* _DATA SHOWN_

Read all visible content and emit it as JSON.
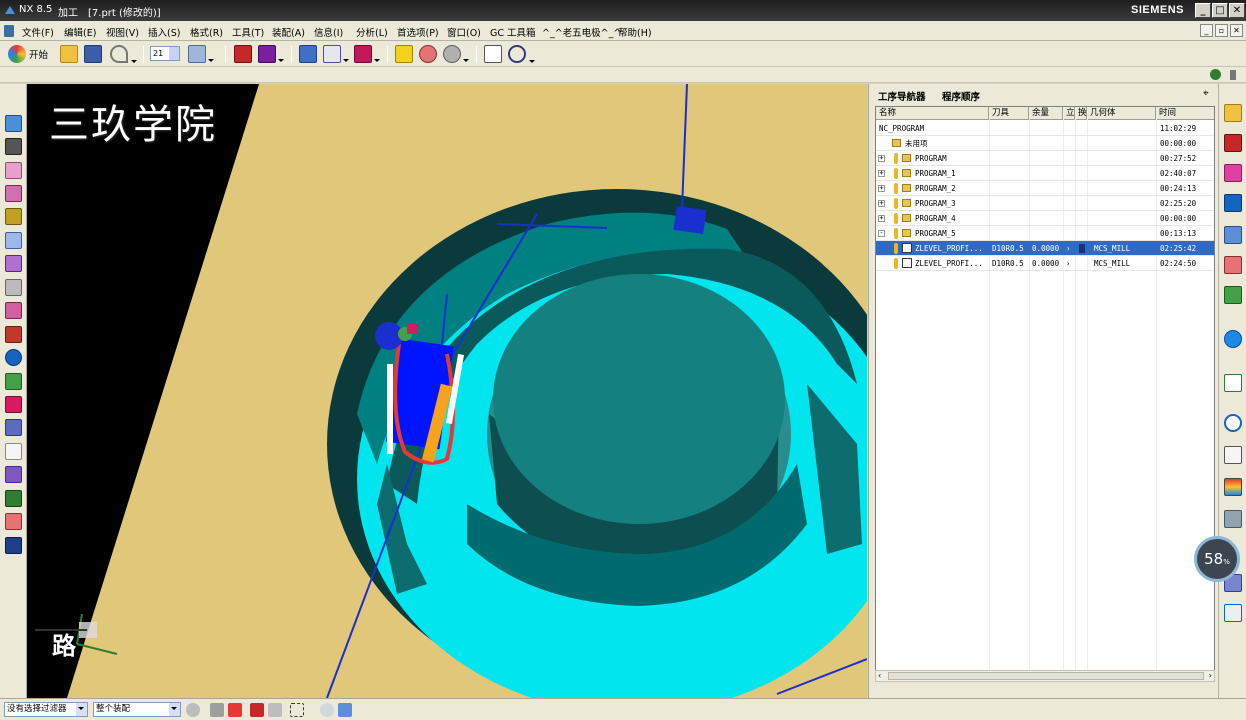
{
  "titlebar": {
    "app_name": "NX 8.5",
    "module": "加工",
    "document": "[7.prt (修改的)]",
    "brand": "SIEMENS",
    "buttons": [
      "minimize",
      "restore",
      "close"
    ]
  },
  "menubar": {
    "items": [
      "文件(F)",
      "编辑(E)",
      "视图(V)",
      "插入(S)",
      "格式(R)",
      "工具(T)",
      "装配(A)",
      "信息(I)",
      "分析(L)",
      "首选项(P)",
      "窗口(O)",
      "GC 工具箱",
      "^_^老五电极^_^",
      "帮助(H)"
    ]
  },
  "toolbar": {
    "start_label": "开始",
    "layer_value": "21"
  },
  "viewport": {
    "watermark": "三玖学院",
    "road_label": "路"
  },
  "navigator": {
    "tabs": [
      "工序导航器",
      "程序顺序"
    ],
    "pin_icon": "pin-icon",
    "columns": [
      "名称",
      "刀具",
      "余量",
      "立",
      "换",
      "几何体",
      "时间"
    ],
    "rows": [
      {
        "name": "NC_PROGRAM",
        "tool": "",
        "stock": "",
        "geometry": "",
        "time": "11:02:29",
        "kind": "root",
        "indent": 0
      },
      {
        "name": "未用项",
        "tool": "",
        "stock": "",
        "geometry": "",
        "time": "00:00:00",
        "kind": "folder",
        "indent": 1
      },
      {
        "name": "PROGRAM",
        "tool": "",
        "stock": "",
        "geometry": "",
        "time": "00:27:52",
        "kind": "program",
        "indent": 1
      },
      {
        "name": "PROGRAM_1",
        "tool": "",
        "stock": "",
        "geometry": "",
        "time": "02:40:07",
        "kind": "program",
        "indent": 1
      },
      {
        "name": "PROGRAM_2",
        "tool": "",
        "stock": "",
        "geometry": "",
        "time": "00:24:13",
        "kind": "program",
        "indent": 1
      },
      {
        "name": "PROGRAM_3",
        "tool": "",
        "stock": "",
        "geometry": "",
        "time": "02:25:20",
        "kind": "program",
        "indent": 1
      },
      {
        "name": "PROGRAM_4",
        "tool": "",
        "stock": "",
        "geometry": "",
        "time": "00:00:00",
        "kind": "program",
        "indent": 1
      },
      {
        "name": "PROGRAM_5",
        "tool": "",
        "stock": "",
        "geometry": "",
        "time": "00:13:13",
        "kind": "program",
        "indent": 1
      },
      {
        "name": "ZLEVEL_PROFI...",
        "tool": "D10R0.5",
        "stock": "0.0000",
        "geometry": "MCS_MILL",
        "time": "02:25:42",
        "kind": "operation",
        "indent": 2,
        "selected": true
      },
      {
        "name": "ZLEVEL_PROFI...",
        "tool": "D10R0.5",
        "stock": "0.0000",
        "geometry": "MCS_MILL",
        "time": "02:24:50",
        "kind": "operation",
        "indent": 2,
        "selected": false
      }
    ]
  },
  "progress": {
    "value": 58,
    "unit": "%"
  },
  "statusbar": {
    "filter_value": "没有选择过滤器",
    "scope_value": "整个装配"
  },
  "colors": {
    "viewport_bg": "#e1c77a",
    "part_cyan": "#00e5ee",
    "part_teal": "#008080",
    "selection_blue": "#316ac5"
  }
}
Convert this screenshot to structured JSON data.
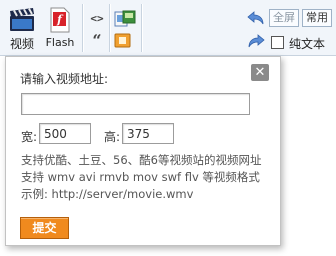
{
  "toolbar": {
    "video_label": "视频",
    "flash_label": "Flash",
    "code_glyph": "<>",
    "quote_glyph": "“",
    "fullscreen_label": "全屏",
    "common_label": "常用",
    "plaintext_label": "纯文本"
  },
  "dialog": {
    "title": "请输入视频地址:",
    "url_value": "",
    "width_label": "宽:",
    "width_value": "500",
    "height_label": "高:",
    "height_value": "375",
    "help_lines": [
      "支持优酷、土豆、56、酷6等视频站的视频网址",
      "支持 wmv avi rmvb mov swf flv 等视频格式",
      "示例: http://server/movie.wmv"
    ],
    "submit_label": "提交"
  },
  "colors": {
    "toolbar_bg": "#f1f5fa",
    "submit_bg": "#f08a1e"
  },
  "icons": [
    "video-clapper-icon",
    "flash-icon",
    "code-icon",
    "quote-icon",
    "image-icon",
    "attachment-icon",
    "undo-icon",
    "redo-icon",
    "close-icon"
  ]
}
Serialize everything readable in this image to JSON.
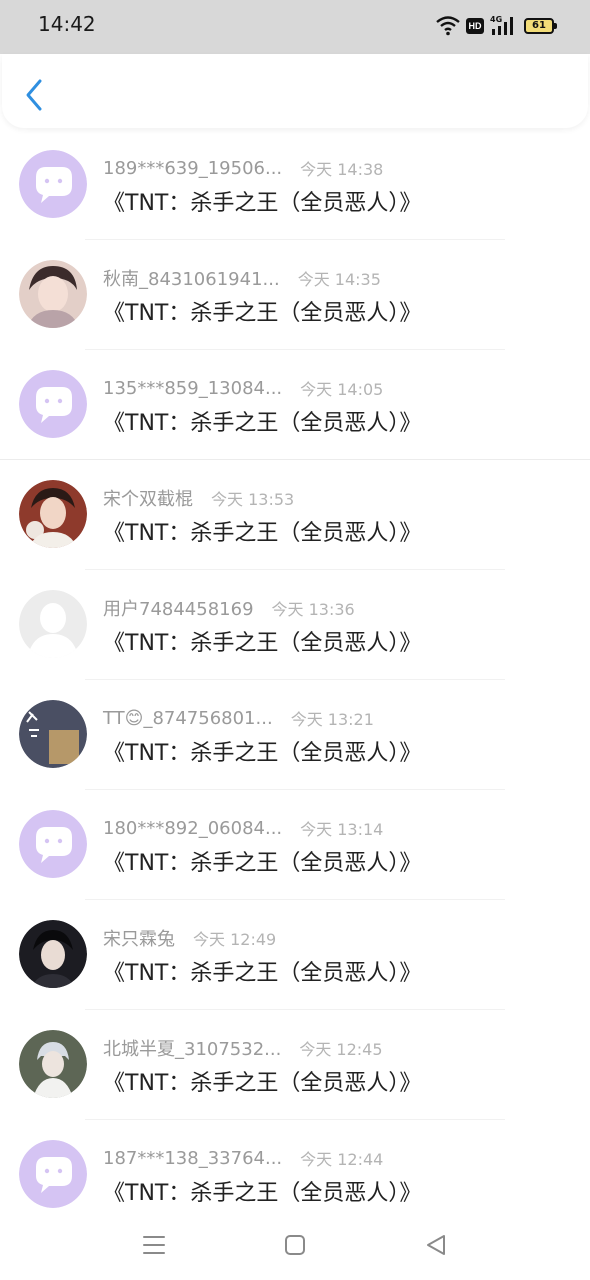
{
  "status_bar": {
    "time": "14:42",
    "hd_label": "HD",
    "net_label": "4G",
    "battery": "61"
  },
  "header": {
    "back_icon": "chevron-left-icon",
    "accent_color": "#2f8fe0"
  },
  "messages": [
    {
      "user": "189***639_19506...",
      "time": "今天 14:38",
      "text": "《TNT：杀手之王（全员恶人）》",
      "avatar": "default-chat-avatar"
    },
    {
      "user": "秋南_8431061941...",
      "time": "今天 14:35",
      "text": "《TNT：杀手之王（全员恶人）》",
      "avatar": "photo-avatar"
    },
    {
      "user": "135***859_13084...",
      "time": "今天 14:05",
      "text": "《TNT：杀手之王（全员恶人）》",
      "avatar": "default-chat-avatar"
    },
    {
      "user": "宋个双截棍",
      "time": "今天 13:53",
      "text": "《TNT：杀手之王（全员恶人）》",
      "avatar": "photo-avatar"
    },
    {
      "user": "用户7484458169",
      "time": "今天 13:36",
      "text": "《TNT：杀手之王（全员恶人）》",
      "avatar": "blank-person-avatar"
    },
    {
      "user": "TT😊_874756801...",
      "time": "今天 13:21",
      "text": "《TNT：杀手之王（全员恶人）》",
      "avatar": "photo-avatar"
    },
    {
      "user": "180***892_06084...",
      "time": "今天 13:14",
      "text": "《TNT：杀手之王（全员恶人）》",
      "avatar": "default-chat-avatar"
    },
    {
      "user": "宋只霖兔",
      "time": "今天 12:49",
      "text": "《TNT：杀手之王（全员恶人）》",
      "avatar": "photo-avatar"
    },
    {
      "user": "北城半夏_3107532...",
      "time": "今天 12:45",
      "text": "《TNT：杀手之王（全员恶人）》",
      "avatar": "photo-avatar"
    },
    {
      "user": "187***138_33764...",
      "time": "今天 12:44",
      "text": "《TNT：杀手之王（全员恶人）》",
      "avatar": "default-chat-avatar"
    }
  ],
  "nav_bar": {
    "menu_icon": "menu-icon",
    "home_icon": "home-square-icon",
    "back_icon": "back-triangle-icon"
  }
}
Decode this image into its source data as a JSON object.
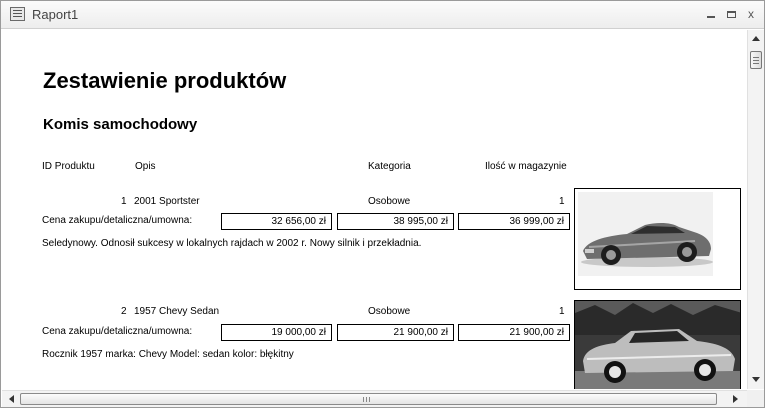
{
  "window": {
    "title": "Raport1"
  },
  "report": {
    "title": "Zestawienie produktów",
    "subtitle": "Komis samochodowy",
    "headers": {
      "id": "ID Produktu",
      "opis": "Opis",
      "kategoria": "Kategoria",
      "ilosc": "Ilość w magazynie"
    },
    "price_label": "Cena zakupu/detaliczna/umowna:",
    "records": [
      {
        "id": "1",
        "opis": "2001 Sportster",
        "kategoria": "Osobowe",
        "ilosc": "1",
        "prices": [
          "32 656,00 zł",
          "38 995,00 zł",
          "36 999,00 zł"
        ],
        "description": "Seledynowy. Odnosił sukcesy w lokalnych rajdach w 2002 r. Nowy silnik i przekładnia.",
        "photo": "silver-sports-convertible"
      },
      {
        "id": "2",
        "opis": "1957 Chevy Sedan",
        "kategoria": "Osobowe",
        "ilosc": "1",
        "prices": [
          "19 000,00 zł",
          "21 900,00 zł",
          "21 900,00 zł"
        ],
        "description": "Rocznik 1957 marka: Chevy Model: sedan kolor: błękitny",
        "photo": "classic-1957-sedan"
      }
    ]
  },
  "icons": {
    "window": "report-icon",
    "minimize": "minimize-icon",
    "maximize": "maximize-icon",
    "close": "close-icon",
    "close_glyph": "x"
  },
  "colors": {
    "chrome": "#f3f3f3",
    "text": "#000000",
    "title_text": "#444444"
  }
}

* _THE TASK_
Exclude the pictures and transcribe all of the entries exactly.

* _WRITTEN RESPONSE_
Read all visible content and emit it as JSON.
{
  "titlebar": {
    "app_name": "NX 8.5",
    "module": "加工",
    "document": "[7.prt (修改的)]",
    "brand": "SIEMENS",
    "buttons": [
      "minimize",
      "restore",
      "close"
    ]
  },
  "menubar": {
    "items": [
      "文件(F)",
      "编辑(E)",
      "视图(V)",
      "插入(S)",
      "格式(R)",
      "工具(T)",
      "装配(A)",
      "信息(I)",
      "分析(L)",
      "首选项(P)",
      "窗口(O)",
      "GC 工具箱",
      "^_^老五电极^_^",
      "帮助(H)"
    ]
  },
  "toolbar": {
    "start_label": "开始",
    "layer_value": "21"
  },
  "viewport": {
    "watermark": "三玖学院",
    "road_label": "路"
  },
  "navigator": {
    "tabs": [
      "工序导航器",
      "程序顺序"
    ],
    "pin_icon": "pin-icon",
    "columns": [
      "名称",
      "刀具",
      "余量",
      "立",
      "换",
      "几何体",
      "时间"
    ],
    "rows": [
      {
        "name": "NC_PROGRAM",
        "tool": "",
        "stock": "",
        "geometry": "",
        "time": "11:02:29",
        "kind": "root",
        "indent": 0
      },
      {
        "name": "未用项",
        "tool": "",
        "stock": "",
        "geometry": "",
        "time": "00:00:00",
        "kind": "folder",
        "indent": 1
      },
      {
        "name": "PROGRAM",
        "tool": "",
        "stock": "",
        "geometry": "",
        "time": "00:27:52",
        "kind": "program",
        "indent": 1
      },
      {
        "name": "PROGRAM_1",
        "tool": "",
        "stock": "",
        "geometry": "",
        "time": "02:40:07",
        "kind": "program",
        "indent": 1
      },
      {
        "name": "PROGRAM_2",
        "tool": "",
        "stock": "",
        "geometry": "",
        "time": "00:24:13",
        "kind": "program",
        "indent": 1
      },
      {
        "name": "PROGRAM_3",
        "tool": "",
        "stock": "",
        "geometry": "",
        "time": "02:25:20",
        "kind": "program",
        "indent": 1
      },
      {
        "name": "PROGRAM_4",
        "tool": "",
        "stock": "",
        "geometry": "",
        "time": "00:00:00",
        "kind": "program",
        "indent": 1
      },
      {
        "name": "PROGRAM_5",
        "tool": "",
        "stock": "",
        "geometry": "",
        "time": "00:13:13",
        "kind": "program",
        "indent": 1
      },
      {
        "name": "ZLEVEL_PROFI...",
        "tool": "D10R0.5",
        "stock": "0.0000",
        "geometry": "MCS_MILL",
        "time": "02:25:42",
        "kind": "operation",
        "indent": 2,
        "selected": true
      },
      {
        "name": "ZLEVEL_PROFI...",
        "tool": "D10R0.5",
        "stock": "0.0000",
        "geometry": "MCS_MILL",
        "time": "02:24:50",
        "kind": "operation",
        "indent": 2,
        "selected": false
      }
    ]
  },
  "progress": {
    "value": 58,
    "unit": "%"
  },
  "statusbar": {
    "filter_value": "没有选择过滤器",
    "scope_value": "整个装配"
  },
  "colors": {
    "viewport_bg": "#e1c77a",
    "part_cyan": "#00e5ee",
    "part_teal": "#008080",
    "selection_blue": "#316ac5"
  }
}
Convert this screenshot to structured JSON data.
{
  "toolbar": {
    "video_label": "视频",
    "flash_label": "Flash",
    "code_glyph": "<>",
    "quote_glyph": "“",
    "fullscreen_label": "全屏",
    "common_label": "常用",
    "plaintext_label": "纯文本"
  },
  "dialog": {
    "title": "请输入视频地址:",
    "url_value": "",
    "width_label": "宽:",
    "width_value": "500",
    "height_label": "高:",
    "height_value": "375",
    "help_lines": [
      "支持优酷、土豆、56、酷6等视频站的视频网址",
      "支持 wmv avi rmvb mov swf flv 等视频格式",
      "示例: http://server/movie.wmv"
    ],
    "submit_label": "提交"
  },
  "colors": {
    "toolbar_bg": "#f1f5fa",
    "submit_bg": "#f08a1e"
  },
  "icons": [
    "video-clapper-icon",
    "flash-icon",
    "code-icon",
    "quote-icon",
    "image-icon",
    "attachment-icon",
    "undo-icon",
    "redo-icon",
    "close-icon"
  ]
}
Serialize everything readable in this image to JSON.
{
  "status_bar": {
    "time": "14:42",
    "hd_label": "HD",
    "net_label": "4G",
    "battery": "61"
  },
  "header": {
    "back_icon": "chevron-left-icon",
    "accent_color": "#2f8fe0"
  },
  "messages": [
    {
      "user": "189***639_19506...",
      "time": "今天 14:38",
      "text": "《TNT：杀手之王（全员恶人）》",
      "avatar": "default-chat-avatar"
    },
    {
      "user": "秋南_8431061941...",
      "time": "今天 14:35",
      "text": "《TNT：杀手之王（全员恶人）》",
      "avatar": "photo-avatar"
    },
    {
      "user": "135***859_13084...",
      "time": "今天 14:05",
      "text": "《TNT：杀手之王（全员恶人）》",
      "avatar": "default-chat-avatar"
    },
    {
      "user": "宋个双截棍",
      "time": "今天 13:53",
      "text": "《TNT：杀手之王（全员恶人）》",
      "avatar": "photo-avatar"
    },
    {
      "user": "用户7484458169",
      "time": "今天 13:36",
      "text": "《TNT：杀手之王（全员恶人）》",
      "avatar": "blank-person-avatar"
    },
    {
      "user": "TT😊_874756801...",
      "time": "今天 13:21",
      "text": "《TNT：杀手之王（全员恶人）》",
      "avatar": "photo-avatar"
    },
    {
      "user": "180***892_06084...",
      "time": "今天 13:14",
      "text": "《TNT：杀手之王（全员恶人）》",
      "avatar": "default-chat-avatar"
    },
    {
      "user": "宋只霖兔",
      "time": "今天 12:49",
      "text": "《TNT：杀手之王（全员恶人）》",
      "avatar": "photo-avatar"
    },
    {
      "user": "北城半夏_3107532...",
      "time": "今天 12:45",
      "text": "《TNT：杀手之王（全员恶人）》",
      "avatar": "photo-avatar"
    },
    {
      "user": "187***138_33764...",
      "time": "今天 12:44",
      "text": "《TNT：杀手之王（全员恶人）》",
      "avatar": "default-chat-avatar"
    }
  ],
  "nav_bar": {
    "menu_icon": "menu-icon",
    "home_icon": "home-square-icon",
    "back_icon": "back-triangle-icon"
  }
}
Decode this image into its source data as a JSON object.
{
  "window": {
    "title": "Raport1"
  },
  "report": {
    "title": "Zestawienie produktów",
    "subtitle": "Komis samochodowy",
    "headers": {
      "id": "ID Produktu",
      "opis": "Opis",
      "kategoria": "Kategoria",
      "ilosc": "Ilość w magazynie"
    },
    "price_label": "Cena zakupu/detaliczna/umowna:",
    "records": [
      {
        "id": "1",
        "opis": "2001 Sportster",
        "kategoria": "Osobowe",
        "ilosc": "1",
        "prices": [
          "32 656,00 zł",
          "38 995,00 zł",
          "36 999,00 zł"
        ],
        "description": "Seledynowy. Odnosił sukcesy w lokalnych rajdach w 2002 r. Nowy silnik i przekładnia.",
        "photo": "silver-sports-convertible"
      },
      {
        "id": "2",
        "opis": "1957 Chevy Sedan",
        "kategoria": "Osobowe",
        "ilosc": "1",
        "prices": [
          "19 000,00 zł",
          "21 900,00 zł",
          "21 900,00 zł"
        ],
        "description": "Rocznik 1957 marka: Chevy Model: sedan kolor: błękitny",
        "photo": "classic-1957-sedan"
      }
    ]
  },
  "icons": {
    "window": "report-icon",
    "minimize": "minimize-icon",
    "maximize": "maximize-icon",
    "close": "close-icon",
    "close_glyph": "x"
  },
  "colors": {
    "chrome": "#f3f3f3",
    "text": "#000000",
    "title_text": "#444444"
  }
}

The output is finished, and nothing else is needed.